= What the task asks =
Identify the lines that contain the string "sides" and copy all of them.

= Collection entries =
-- begin --
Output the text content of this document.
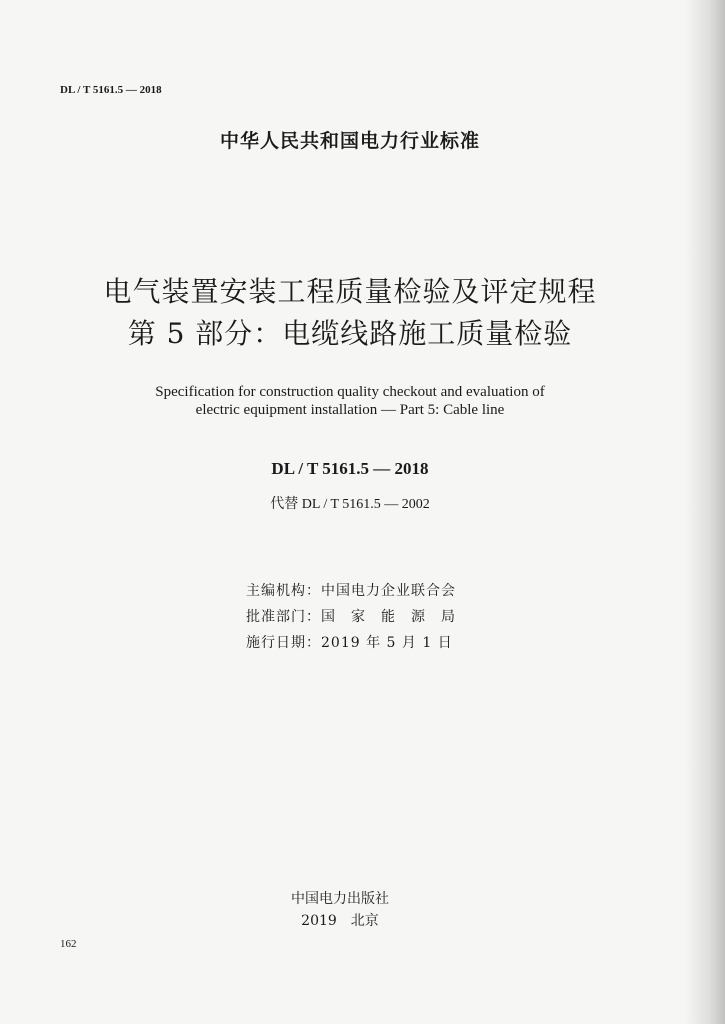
DL / T 5161.5 — 2018
中华人民共和国电力行业标准
电气装置安装工程质量检验及评定规程
第 5 部分：电缆线路施工质量检验
Specification for construction quality checkout and evaluation of
electric equipment installation — Part 5: Cable line
DL / T 5161.5 — 2018
代替 DL / T 5161.5 — 2002
主编机构：中国电力企业联合会
批准部门：国　家　能　源　局
施行日期：2019 年 5 月 1 日
中国电力出版社
2019　北京
162
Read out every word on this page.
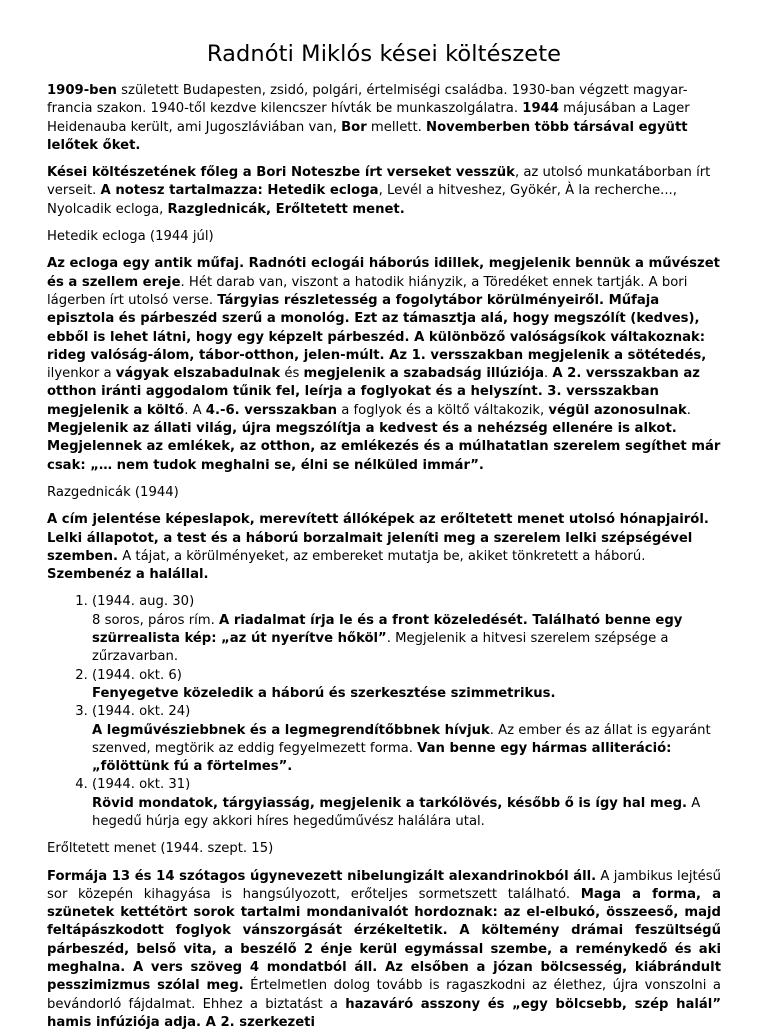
Radnóti Miklós kései költészete

1909-ben született Budapesten, zsidó, polgári, értelmiségi családba. 1930-ban végzett magyar-francia szakon. 1940-től kezdve kilencszer hívták be munkaszolgálatra. 1944 májusában a Lager Heidenauba került, ami Jugoszláviában van, Bor mellett. Novemberben több társával együtt lelőtek őket.

Kései költészetének főleg a Bori Noteszbe írt verseket vesszük, az utolsó munkatáborban írt verseit. A notesz tartalmazza: Hetedik ecloga, Levél a hitveshez, Gyökér, À la recherche..., Nyolcadik ecloga, Razglednicák, Erőltetett menet.

Hetedik ecloga (1944 júl)

Az ecloga egy antik műfaj. Radnóti eclogái háborús idillek, megjelenik bennük a művészet és a szellem ereje. Hét darab van, viszont a hatodik hiányzik, a Töredéket ennek tartják. A bori lágerben írt utolsó verse. Tárgyias részletesség a fogolytábor körülményeiről. Műfaja episztola és párbeszéd szerű a monológ. Ezt az támasztja alá, hogy megszólít (kedves), ebből is lehet látni, hogy egy képzelt párbeszéd. A különböző valóságsíkok váltakoznak: rideg valóság-álom, tábor-otthon, jelen-múlt. Az 1. versszakban megjelenik a sötétedés, ilyenkor a vágyak elszabadulnak és megjelenik a szabadság illúziója. A 2. versszakban az otthon iránti aggodalom tűnik fel, leírja a foglyokat és a helyszínt. 3. versszakban megjelenik a költő. A 4.-6. versszakban a foglyok és a költő váltakozik, végül azonosulnak. Megjelenik az állati világ, újra megszólítja a kedvest és a nehézség ellenére is alkot. Megjelennek az emlékek, az otthon, az emlékezés és a múlhatatlan szerelem segíthet már csak: „… nem tudok meghalni se, élni se nélküled immár”.

Razgednicák (1944)

A cím jelentése képeslapok, merevített állóképek az erőltetett menet utolsó hónapjairól. Lelki állapotot, a test és a háború borzalmait jeleníti meg a szerelem lelki szépségével szemben. A tájat, a körülményeket, az embereket mutatja be, akiket tönkretett a háború. Szembenéz a halállal.

1. (1944. aug. 30)
8 soros, páros rím. A riadalmat írja le és a front közeledését. Található benne egy szürrealista kép: „az út nyerítve hőköl”. Megjelenik a hitvesi szerelem szépsége a zűrzavarban.
2. (1944. okt. 6)
Fenyegetve közeledik a háború és szerkesztése szimmetrikus.
3. (1944. okt. 24)
A legművésziebbnek és a legmegrendítőbbnek hívjuk. Az ember és az állat is egyaránt szenved, megtörik az eddig fegyelmezett forma. Van benne egy hármas alliteráció: „fölöttünk fú a förtelmes”.
4. (1944. okt. 31)
Rövid mondatok, tárgyiasság, megjelenik a tarkólövés, később ő is így hal meg. A hegedű húrja egy akkori híres hegedűművész halálára utal.

Erőltetett menet (1944. szept. 15)

Formája 13 és 14 szótagos úgynevezett nibelungizált alexandrinokból áll. A jambikus lejtésű sor közepén kihagyása is hangsúlyozott, erőteljes sormetszett található. Maga a forma, a szünetek kettétört sorok tartalmi mondanivalót hordoznak: az el-elbukó, összeeső, majd feltápászkodott foglyok vánszorgását érzékeltetik. A költemény drámai feszültségű párbeszéd, belső vita, a beszélő 2 énje kerül egymással szembe, a reménykedő és aki meghalna. A vers szöveg 4 mondatból áll. Az elsőben a józan bölcsesség, kiábrándult pesszimizmus szólal meg. Értelmetlen dolog tovább is ragaszkodni az élethez, újra vonszolni a bevándorló fájdalmat. Ehhez a biztatást a hazavárό asszony és „egy bölcsebb, szép halál” hamis infúziója adja. A 2. szerkezeti
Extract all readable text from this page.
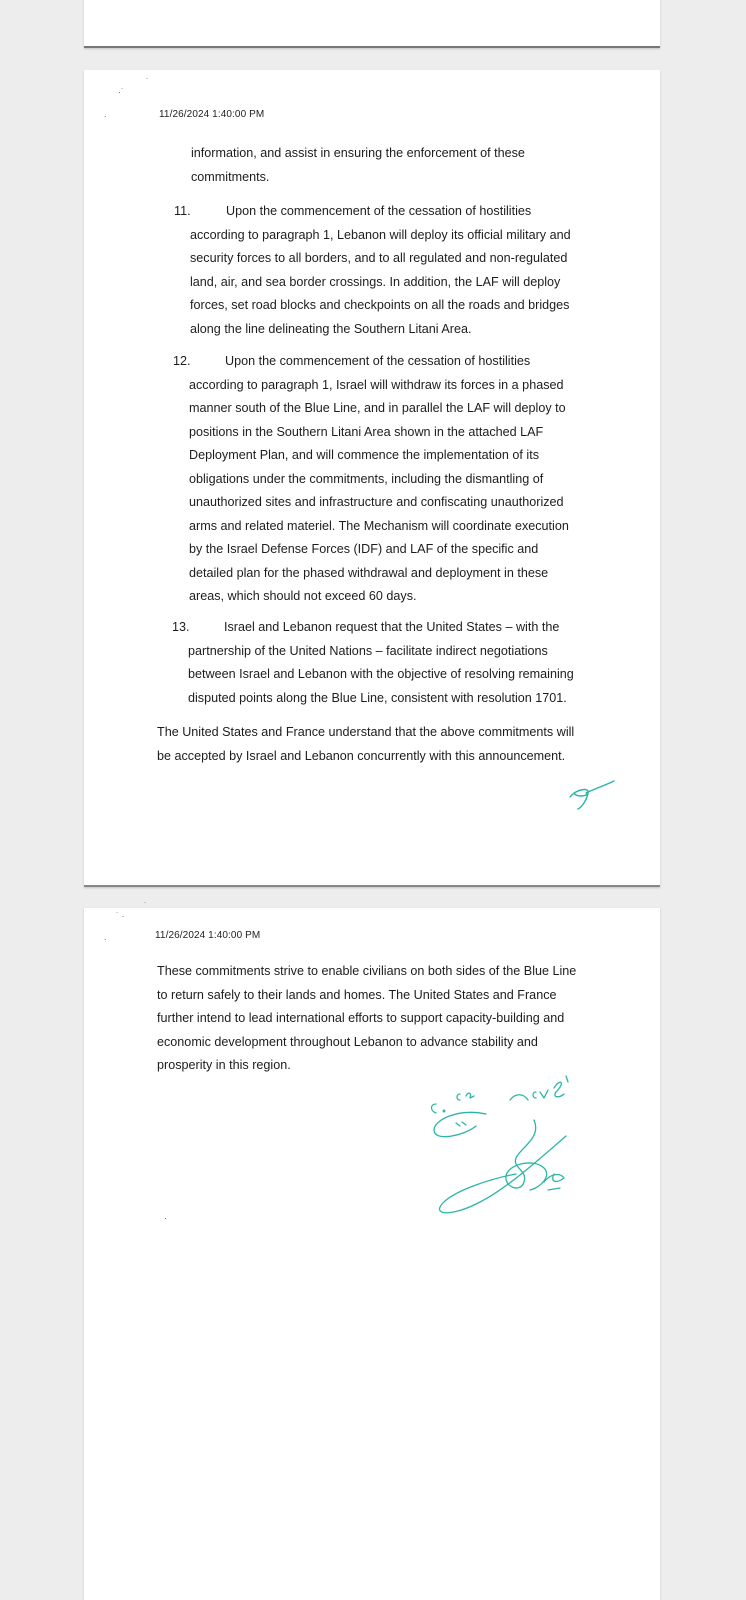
·˙
˙
.	11/26/2024 1:40:00 PM

information, and assist in ensuring the enforcement of these
commitments.

11.	Upon the commencement of the cessation of hostilities
according to paragraph 1, Lebanon will deploy its official military and
security forces to all borders, and to all regulated and non-regulated
land, air, and sea border crossings. In addition, the LAF will deploy
forces, set road blocks and checkpoints on all the roads and bridges
along the line delineating the Southern Litani Area.

12.	Upon the commencement of the cessation of hostilities
according to paragraph 1, Israel will withdraw its forces in a phased
manner south of the Blue Line, and in parallel the LAF will deploy to
positions in the Southern Litani Area shown in the attached LAF
Deployment Plan, and will commence the implementation of its
obligations under the commitments, including the dismantling of
unauthorized sites and infrastructure and confiscating unauthorized
arms and related materiel. The Mechanism will coordinate execution
by the Israel Defense Forces (IDF) and LAF of the specific and
detailed plan for the phased withdrawal and deployment in these
areas, which should not exceed 60 days.

13.	Israel and Lebanon request that the United States – with the
partnership of the United Nations – facilitate indirect negotiations
between Israel and Lebanon with the objective of resolving remaining
disputed points along the Blue Line, consistent with resolution 1701.

The United States and France understand that the above commitments will
be accepted by Israel and Lebanon concurrently with this announcement.

˙ ·
˙
.	11/26/2024 1:40:00 PM

These commitments strive to enable civilians on both sides of the Blue Line
to return safely to their lands and homes. The United States and France
further intend to lead international efforts to support capacity-building and
economic development throughout Lebanon to advance stability and
prosperity in this region.

·
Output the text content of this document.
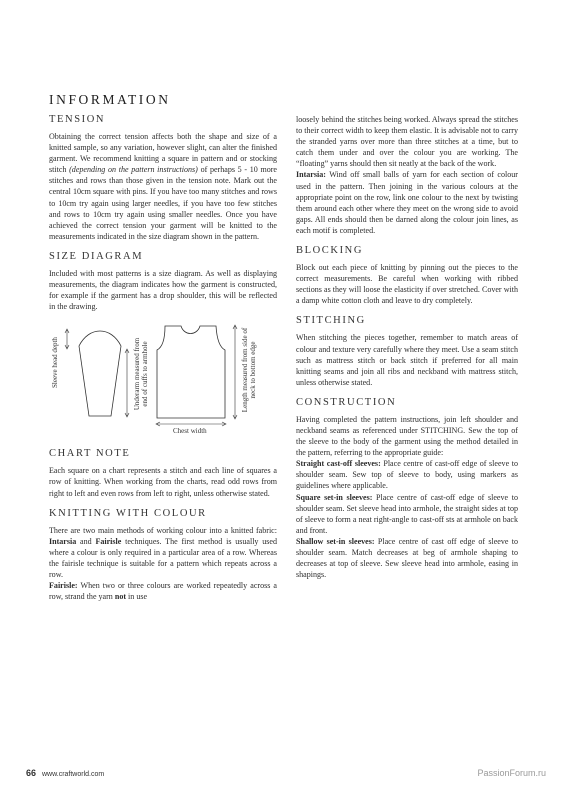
INFORMATION
TENSION

Obtaining the correct tension affects both the shape and size of a knitted sample, so any variation, however slight, can alter the finished garment. We recommend knitting a square in pattern and or stocking stitch (depending on the pattern instructions) of perhaps 5 - 10 more stitches and rows than those given in the tension note. Mark out the central 10cm square with pins. If you have too many stitches and rows to 10cm try again using larger needles, if you have too few stitches and rows to 10cm try again using smaller needles. Once you have achieved the correct tension your garment will be knitted to the measurements indicated in the size diagram shown in the pattern.

SIZE DIAGRAM

Included with most patterns is a size diagram. As well as displaying measurements, the diagram indicates how the garment is constructed, for example if the garment has a drop shoulder, this will be reflected in the drawing.

Sleeve head depth	Underarm measured from end of cuffs to armhole	Length measured from side of neck to bottom edge
Chest width
CHART NOTE

Each square on a chart represents a stitch and each line of squares a row of knitting. When working from the charts, read odd rows from right to left and even rows from left to right, unless otherwise stated.

KNITTING WITH COLOUR

There are two main methods of working colour into a knitted fabric: Intarsia and Fairisle techniques. The first method is usually used where a colour is only required in a particular area of a row. Whereas the fairisle technique is suitable for a pattern which repeats across a row.

Fairisle: When two or three colours are worked repeatedly across a row, strand the yarn not in use

loosely behind the stitches being worked. Always spread the stitches to their correct width to keep them elastic. It is advisable not to carry the stranded yarns over more than three stitches at a time, but to catch them under and over the colour you are working. The “floating” yarns should then sit neatly at the back of the work.

Intarsia: Wind off small balls of yarn for each section of colour used in the pattern. Then joining in the various colours at the appropriate point on the row, link one colour to the next by twisting them around each other where they meet on the wrong side to avoid gaps. All ends should then be darned along the colour join lines, as each motif is completed.

BLOCKING

Block out each piece of knitting by pinning out the pieces to the correct measurements. Be careful when working with ribbed sections as they will loose the elasticity if over stretched. Cover with a damp white cotton cloth and leave to dry completely.

STITCHING

When stitching the pieces together, remember to match areas of colour and texture very carefully where they meet. Use a seam stitch such as mattress stitch or back stitch if preferred for all main knitting seams and join all ribs and neckband with mattress stitch, unless otherwise stated.

CONSTRUCTION

Having completed the pattern instructions, join left shoulder and neckband seams as referenced under STITCHING. Sew the top of the sleeve to the body of the garment using the method detailed in the pattern, referring to the appropriate guide:

Straight cast-off sleeves: Place centre of cast-off edge of sleeve to shoulder seam. Sew top of sleeve to body, using markers as guidelines where applicable.

Square set-in sleeves: Place centre of cast-off edge of sleeve to shoulder seam. Set sleeve head into armhole, the straight sides at top of sleeve to form a neat right-angle to cast-off sts at armhole on back and front.

Shallow set-in sleeves: Place centre of cast off edge of sleeve to shoulder seam. Match decreases at beg of armhole shaping to decreases at top of sleeve. Sew sleeve head into armhole, easing in shapings.

66 www.craftworld.com	PassionForum.ru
-- end --
= Result for this exercise =
These commitments strive to enable civilians on both sides of the Blue Line
Square set-in sleeves: Place centre of cast-off edge of sleeve to shoulder seam. Set sleeve head into armhole, the straight sides at top of sleeve to form a neat right-angle to cast-off sts at armhole on back and front.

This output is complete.